Copy every line of the following data that includes the string "chirurgie".

-- Data rows start --

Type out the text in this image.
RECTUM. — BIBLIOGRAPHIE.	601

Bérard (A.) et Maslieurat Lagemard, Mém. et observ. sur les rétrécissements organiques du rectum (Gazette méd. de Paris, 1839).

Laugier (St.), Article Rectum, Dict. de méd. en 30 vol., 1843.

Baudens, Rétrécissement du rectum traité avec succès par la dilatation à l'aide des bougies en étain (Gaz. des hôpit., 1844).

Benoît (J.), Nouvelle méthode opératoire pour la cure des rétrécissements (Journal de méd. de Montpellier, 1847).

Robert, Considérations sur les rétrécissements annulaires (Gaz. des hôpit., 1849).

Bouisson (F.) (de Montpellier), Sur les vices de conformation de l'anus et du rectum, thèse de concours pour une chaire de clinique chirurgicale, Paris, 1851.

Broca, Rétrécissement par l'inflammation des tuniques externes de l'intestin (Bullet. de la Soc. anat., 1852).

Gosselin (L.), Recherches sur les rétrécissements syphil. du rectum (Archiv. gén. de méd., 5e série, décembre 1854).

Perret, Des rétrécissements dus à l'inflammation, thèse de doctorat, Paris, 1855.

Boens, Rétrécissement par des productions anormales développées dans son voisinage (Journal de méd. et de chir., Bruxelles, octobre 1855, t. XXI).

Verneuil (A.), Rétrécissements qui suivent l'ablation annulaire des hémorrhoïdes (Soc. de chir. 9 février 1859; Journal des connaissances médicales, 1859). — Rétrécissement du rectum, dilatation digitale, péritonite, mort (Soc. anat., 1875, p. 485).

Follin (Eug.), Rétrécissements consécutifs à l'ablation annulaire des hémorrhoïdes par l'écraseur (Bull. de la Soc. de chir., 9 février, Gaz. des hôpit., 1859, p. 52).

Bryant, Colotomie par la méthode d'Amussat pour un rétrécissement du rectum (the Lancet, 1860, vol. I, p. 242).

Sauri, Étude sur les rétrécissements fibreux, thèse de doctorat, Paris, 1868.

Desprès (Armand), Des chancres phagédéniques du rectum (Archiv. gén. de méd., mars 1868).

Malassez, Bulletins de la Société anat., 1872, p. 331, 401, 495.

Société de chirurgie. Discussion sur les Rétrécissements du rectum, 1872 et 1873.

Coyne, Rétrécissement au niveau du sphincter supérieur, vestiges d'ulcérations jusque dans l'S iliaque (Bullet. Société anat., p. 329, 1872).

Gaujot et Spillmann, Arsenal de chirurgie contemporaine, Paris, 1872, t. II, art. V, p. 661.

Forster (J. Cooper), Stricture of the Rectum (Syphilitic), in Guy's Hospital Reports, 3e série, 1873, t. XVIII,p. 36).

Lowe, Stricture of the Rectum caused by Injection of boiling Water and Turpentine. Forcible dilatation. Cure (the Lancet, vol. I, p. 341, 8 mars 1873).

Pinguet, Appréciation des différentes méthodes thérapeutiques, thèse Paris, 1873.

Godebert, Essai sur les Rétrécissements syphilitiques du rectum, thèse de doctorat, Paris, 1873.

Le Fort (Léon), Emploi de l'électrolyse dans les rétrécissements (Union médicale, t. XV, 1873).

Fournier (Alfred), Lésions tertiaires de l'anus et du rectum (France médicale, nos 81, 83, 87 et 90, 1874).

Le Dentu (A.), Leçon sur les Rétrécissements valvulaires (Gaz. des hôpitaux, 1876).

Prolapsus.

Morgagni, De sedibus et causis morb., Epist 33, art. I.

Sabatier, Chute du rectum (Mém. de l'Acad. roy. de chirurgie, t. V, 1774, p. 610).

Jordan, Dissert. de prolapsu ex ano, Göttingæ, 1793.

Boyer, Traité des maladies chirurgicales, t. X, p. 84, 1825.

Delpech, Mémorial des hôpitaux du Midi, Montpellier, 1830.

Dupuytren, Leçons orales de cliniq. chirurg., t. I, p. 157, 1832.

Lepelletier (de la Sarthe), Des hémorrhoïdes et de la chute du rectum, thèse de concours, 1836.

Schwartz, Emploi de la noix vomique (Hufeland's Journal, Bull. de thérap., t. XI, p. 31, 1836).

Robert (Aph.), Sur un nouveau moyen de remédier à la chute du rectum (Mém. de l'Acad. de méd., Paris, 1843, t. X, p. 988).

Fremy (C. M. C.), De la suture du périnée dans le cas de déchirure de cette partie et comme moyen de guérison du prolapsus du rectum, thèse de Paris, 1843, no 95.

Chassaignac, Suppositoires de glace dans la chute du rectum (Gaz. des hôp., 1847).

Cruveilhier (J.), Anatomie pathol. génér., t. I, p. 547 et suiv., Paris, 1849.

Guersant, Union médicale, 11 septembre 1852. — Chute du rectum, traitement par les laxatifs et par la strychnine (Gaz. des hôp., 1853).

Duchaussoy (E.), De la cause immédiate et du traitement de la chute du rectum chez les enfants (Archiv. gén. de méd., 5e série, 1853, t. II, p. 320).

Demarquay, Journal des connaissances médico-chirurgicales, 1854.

-- Data rows end --

- _Solution for this exercise_
Société de chirurgie. Discussion sur les Rétrécissements du rectum, 1872 et 1873.
Gaujot et Spillmann, Arsenal de chirurgie contemporaine, Paris, 1872, t. II, art. V, p. 661.
Sabatier, Chute du rectum (Mém. de l'Acad. roy. de chirurgie, t. V, 1774, p. 610).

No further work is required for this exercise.